# Exercise instructions
Every entry must be copied word for word.

# Listed entries
(begin)
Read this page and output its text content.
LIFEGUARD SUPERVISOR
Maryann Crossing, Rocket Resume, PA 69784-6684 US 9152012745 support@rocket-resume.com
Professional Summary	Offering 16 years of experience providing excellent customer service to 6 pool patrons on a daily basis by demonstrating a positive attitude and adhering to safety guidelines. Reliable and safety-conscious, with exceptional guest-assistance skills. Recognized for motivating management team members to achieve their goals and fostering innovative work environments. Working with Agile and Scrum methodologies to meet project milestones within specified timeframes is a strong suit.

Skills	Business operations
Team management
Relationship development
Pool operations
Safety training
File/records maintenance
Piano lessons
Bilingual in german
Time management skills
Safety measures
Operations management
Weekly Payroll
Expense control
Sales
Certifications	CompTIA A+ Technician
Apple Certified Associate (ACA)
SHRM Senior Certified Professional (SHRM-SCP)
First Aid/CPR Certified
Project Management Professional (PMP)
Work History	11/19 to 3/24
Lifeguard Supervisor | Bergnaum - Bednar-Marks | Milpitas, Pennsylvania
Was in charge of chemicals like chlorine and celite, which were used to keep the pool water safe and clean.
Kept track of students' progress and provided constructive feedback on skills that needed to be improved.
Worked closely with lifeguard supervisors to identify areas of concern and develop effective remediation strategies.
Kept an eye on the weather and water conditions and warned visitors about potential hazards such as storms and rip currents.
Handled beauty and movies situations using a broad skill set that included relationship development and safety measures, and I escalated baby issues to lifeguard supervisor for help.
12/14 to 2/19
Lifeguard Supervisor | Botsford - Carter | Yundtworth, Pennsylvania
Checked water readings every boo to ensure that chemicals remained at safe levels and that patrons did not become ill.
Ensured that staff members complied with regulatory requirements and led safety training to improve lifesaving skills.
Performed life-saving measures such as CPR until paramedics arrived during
(end)
# The response
Read this page and output its text content.
LIFEGUARD SUPERVISOR
Maryann Crossing, Rocket Resume, PA 69784-6684 US 9152012745 support@rocket-resume.com
Professional Summary	Offering 16 years of experience providing excellent customer service to 6 pool patrons on a daily basis by demonstrating a positive attitude and adhering to safety guidelines. Reliable and safety-conscious, with exceptional guest-assistance skills. Recognized for motivating management team members to achieve their goals and fostering innovative work environments. Working with Agile and Scrum methodologies to meet project milestones within specified timeframes is a strong suit.

Skills	Business operations
Team management
Relationship development
Pool operations
Safety training
File/records maintenance
Piano lessons
Bilingual in german
Time management skills
Safety measures
Operations management
Weekly Payroll
Expense control
Sales
Certifications	CompTIA A+ Technician
Apple Certified Associate (ACA)
SHRM Senior Certified Professional (SHRM-SCP)
First Aid/CPR Certified
Project Management Professional (PMP)
Work History	11/19 to 3/24
Lifeguard Supervisor | Bergnaum - Bednar-Marks | Milpitas, Pennsylvania
Was in charge of chemicals like chlorine and celite, which were used to keep the pool water safe and clean.
Kept track of students' progress and provided constructive feedback on skills that needed to be improved.
Worked closely with lifeguard supervisors to identify areas of concern and develop effective remediation strategies.
Kept an eye on the weather and water conditions and warned visitors about potential hazards such as storms and rip currents.
Handled beauty and movies situations using a broad skill set that included relationship development and safety measures, and I escalated baby issues to lifeguard supervisor for help.
12/14 to 2/19
Lifeguard Supervisor | Botsford - Carter | Yundtworth, Pennsylvania
Checked water readings every boo to ensure that chemicals remained at safe levels and that patrons did not become ill.
Ensured that staff members complied with regulatory requirements and led safety training to improve lifesaving skills.
Performed life-saving measures such as CPR until paramedics arrived during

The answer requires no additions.